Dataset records
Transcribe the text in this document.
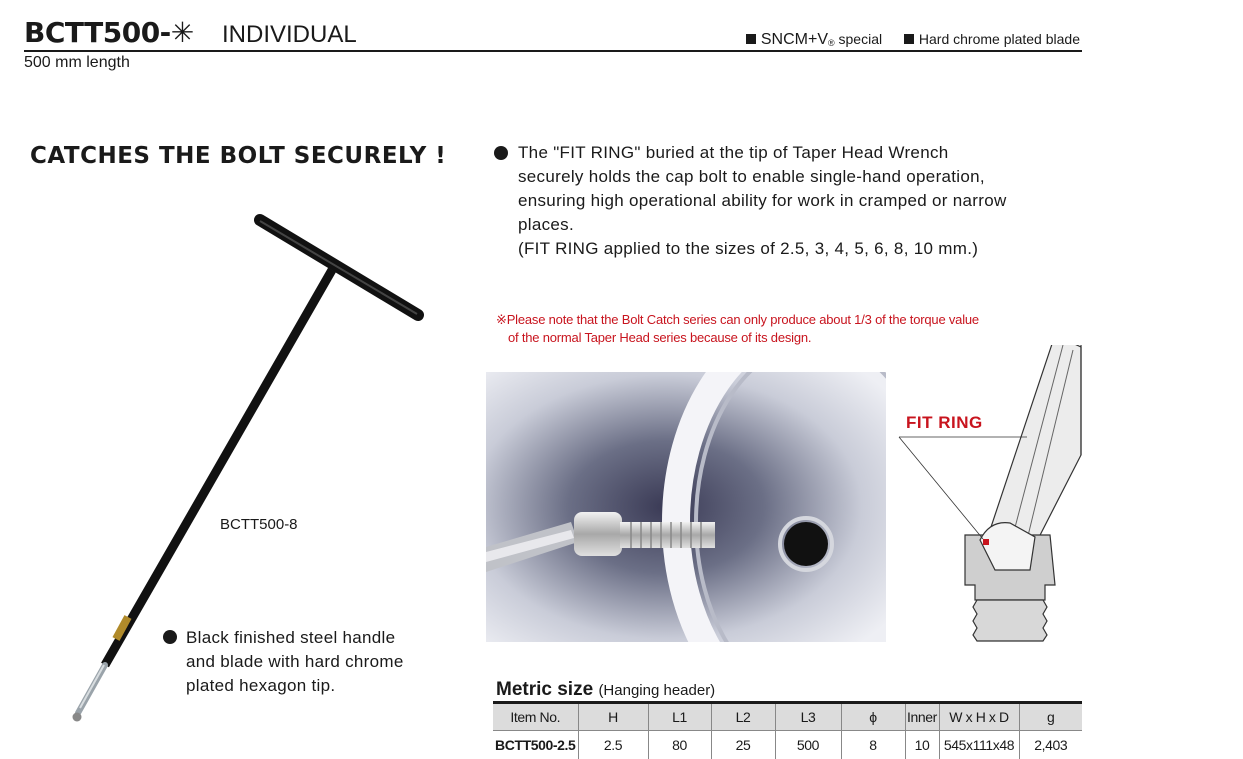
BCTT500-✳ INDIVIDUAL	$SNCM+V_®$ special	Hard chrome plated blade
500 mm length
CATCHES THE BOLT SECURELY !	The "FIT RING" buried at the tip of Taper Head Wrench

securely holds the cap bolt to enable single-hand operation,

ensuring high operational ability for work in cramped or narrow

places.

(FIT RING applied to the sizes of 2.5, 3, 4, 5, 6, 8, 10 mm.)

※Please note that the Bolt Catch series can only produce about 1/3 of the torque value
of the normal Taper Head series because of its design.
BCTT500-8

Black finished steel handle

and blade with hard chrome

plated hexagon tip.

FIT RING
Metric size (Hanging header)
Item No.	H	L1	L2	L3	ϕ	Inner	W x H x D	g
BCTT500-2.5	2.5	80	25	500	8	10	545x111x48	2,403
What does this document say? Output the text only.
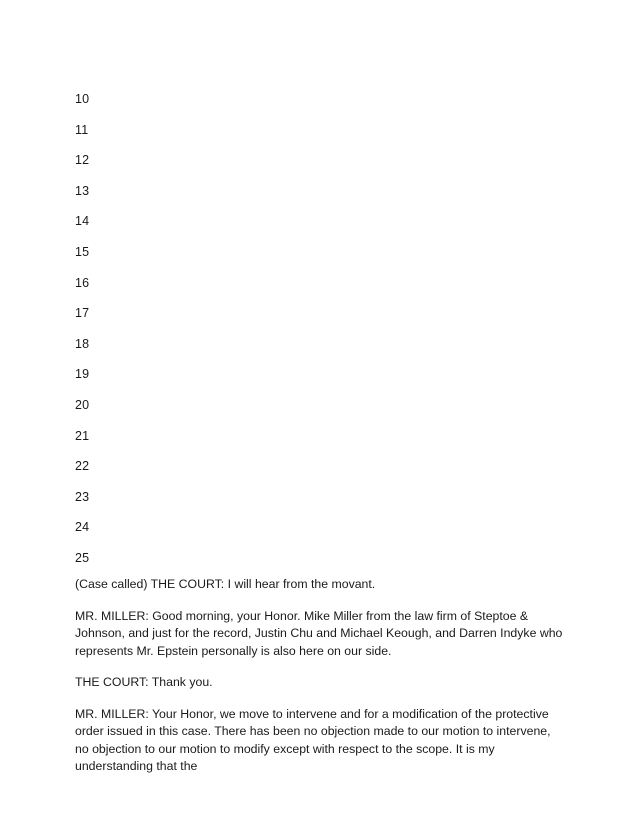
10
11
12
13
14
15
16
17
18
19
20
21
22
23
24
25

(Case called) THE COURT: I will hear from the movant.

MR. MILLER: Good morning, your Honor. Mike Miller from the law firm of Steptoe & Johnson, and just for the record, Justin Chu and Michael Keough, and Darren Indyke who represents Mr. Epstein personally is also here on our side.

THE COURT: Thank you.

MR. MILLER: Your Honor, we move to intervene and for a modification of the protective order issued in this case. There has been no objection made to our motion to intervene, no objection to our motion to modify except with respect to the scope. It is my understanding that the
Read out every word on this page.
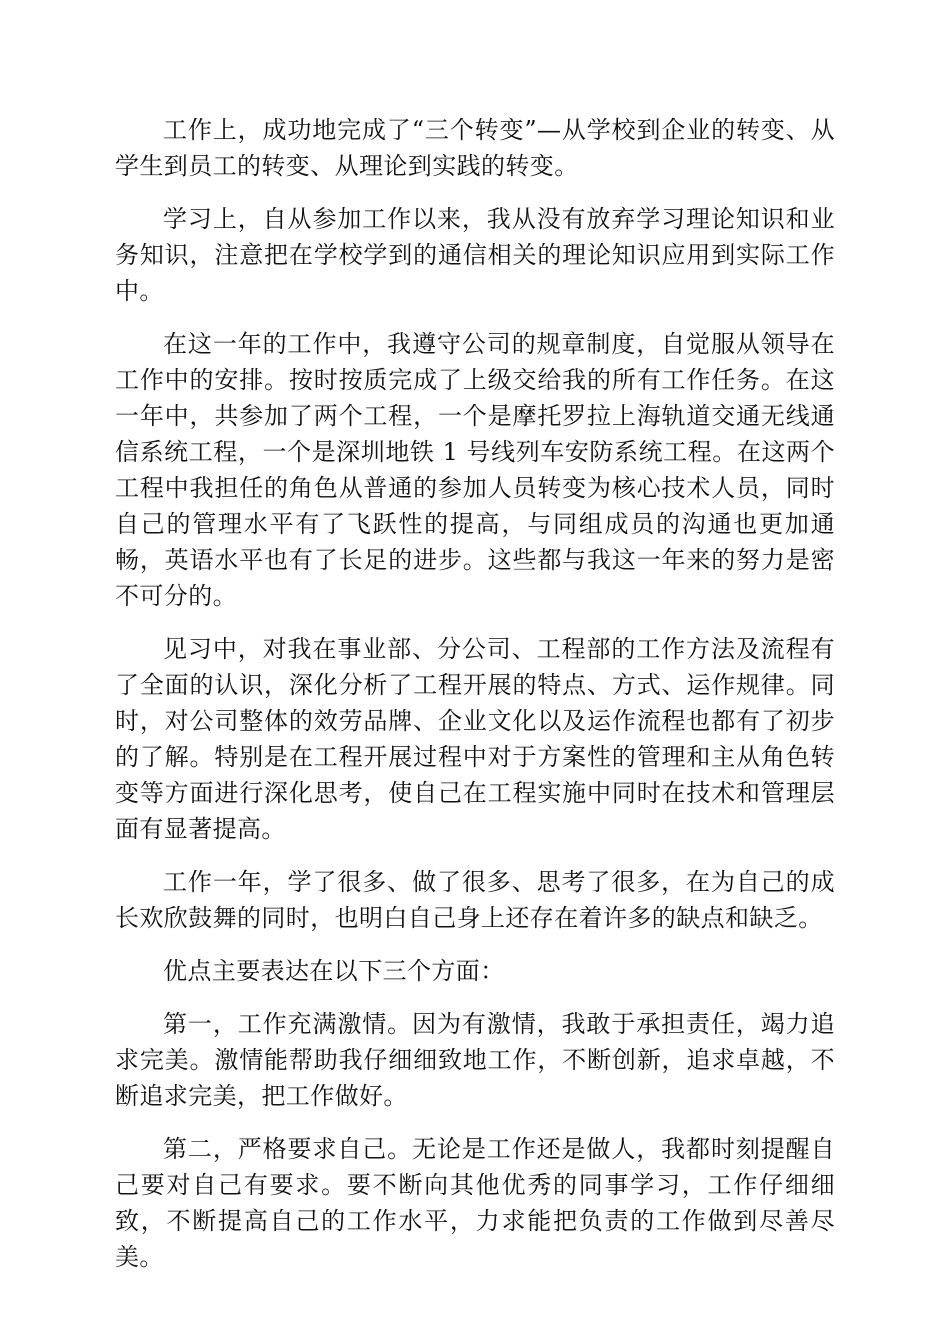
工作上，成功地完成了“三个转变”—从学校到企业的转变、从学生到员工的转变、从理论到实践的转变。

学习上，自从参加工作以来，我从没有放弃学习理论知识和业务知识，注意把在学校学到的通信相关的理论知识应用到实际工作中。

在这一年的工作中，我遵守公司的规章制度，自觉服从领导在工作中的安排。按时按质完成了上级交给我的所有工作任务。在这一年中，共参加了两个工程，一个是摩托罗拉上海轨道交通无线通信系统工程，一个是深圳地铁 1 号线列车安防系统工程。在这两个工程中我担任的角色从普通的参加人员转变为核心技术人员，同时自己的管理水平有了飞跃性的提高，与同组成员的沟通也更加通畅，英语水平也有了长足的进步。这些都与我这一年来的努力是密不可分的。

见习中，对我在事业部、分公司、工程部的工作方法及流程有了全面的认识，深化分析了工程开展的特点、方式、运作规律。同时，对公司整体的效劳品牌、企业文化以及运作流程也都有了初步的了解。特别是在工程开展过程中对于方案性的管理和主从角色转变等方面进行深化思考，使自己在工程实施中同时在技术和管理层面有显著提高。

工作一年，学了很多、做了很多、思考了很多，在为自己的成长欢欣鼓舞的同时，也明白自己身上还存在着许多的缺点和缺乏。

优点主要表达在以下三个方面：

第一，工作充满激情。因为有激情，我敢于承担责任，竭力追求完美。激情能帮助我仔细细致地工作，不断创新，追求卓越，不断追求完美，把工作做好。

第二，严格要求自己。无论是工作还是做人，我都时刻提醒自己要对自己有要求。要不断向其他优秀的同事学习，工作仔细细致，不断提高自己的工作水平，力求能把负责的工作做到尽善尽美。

_Problem to work on:_ Repeat each entry exactly. Pictures do not belong in the copy.

_Output of the exercise:_
Transcribe the text in this document.
BCTT500-✳ INDIVIDUAL	$SNCM+V_®$ special	Hard chrome plated blade
500 mm length
CATCHES THE BOLT SECURELY !	The "FIT RING" buried at the tip of Taper Head Wrench

securely holds the cap bolt to enable single-hand operation,

ensuring high operational ability for work in cramped or narrow

places.

(FIT RING applied to the sizes of 2.5, 3, 4, 5, 6, 8, 10 mm.)

※Please note that the Bolt Catch series can only produce about 1/3 of the torque value
of the normal Taper Head series because of its design.
BCTT500-8

Black finished steel handle

and blade with hard chrome

plated hexagon tip.

FIT RING
Metric size (Hanging header)
Item No.	H	L1	L2	L3	ϕ	Inner	W x H x D	g
BCTT500-2.5	2.5	80	25	500	8	10	545x111x48	2,403
What does this document say? Output the text only.
10
11
12
13
14
15
16
17
18
19
20
21
22
23
24
25

(Case called) THE COURT: I will hear from the movant.

MR. MILLER: Good morning, your Honor. Mike Miller from the law firm of Steptoe & Johnson, and just for the record, Justin Chu and Michael Keough, and Darren Indyke who represents Mr. Epstein personally is also here on our side.

THE COURT: Thank you.

MR. MILLER: Your Honor, we move to intervene and for a modification of the protective order issued in this case. There has been no objection made to our motion to intervene, no objection to our motion to modify except with respect to the scope. It is my understanding that the
Read out every word on this page.
工作上，成功地完成了“三个转变”—从学校到企业的转变、从学生到员工的转变、从理论到实践的转变。

学习上，自从参加工作以来，我从没有放弃学习理论知识和业务知识，注意把在学校学到的通信相关的理论知识应用到实际工作中。

在这一年的工作中，我遵守公司的规章制度，自觉服从领导在工作中的安排。按时按质完成了上级交给我的所有工作任务。在这一年中，共参加了两个工程，一个是摩托罗拉上海轨道交通无线通信系统工程，一个是深圳地铁 1 号线列车安防系统工程。在这两个工程中我担任的角色从普通的参加人员转变为核心技术人员，同时自己的管理水平有了飞跃性的提高，与同组成员的沟通也更加通畅，英语水平也有了长足的进步。这些都与我这一年来的努力是密不可分的。

见习中，对我在事业部、分公司、工程部的工作方法及流程有了全面的认识，深化分析了工程开展的特点、方式、运作规律。同时，对公司整体的效劳品牌、企业文化以及运作流程也都有了初步的了解。特别是在工程开展过程中对于方案性的管理和主从角色转变等方面进行深化思考，使自己在工程实施中同时在技术和管理层面有显著提高。

工作一年，学了很多、做了很多、思考了很多，在为自己的成长欢欣鼓舞的同时，也明白自己身上还存在着许多的缺点和缺乏。

优点主要表达在以下三个方面：

第一，工作充满激情。因为有激情，我敢于承担责任，竭力追求完美。激情能帮助我仔细细致地工作，不断创新，追求卓越，不断追求完美，把工作做好。

第二，严格要求自己。无论是工作还是做人，我都时刻提醒自己要对自己有要求。要不断向其他优秀的同事学习，工作仔细细致，不断提高自己的工作水平，力求能把负责的工作做到尽善尽美。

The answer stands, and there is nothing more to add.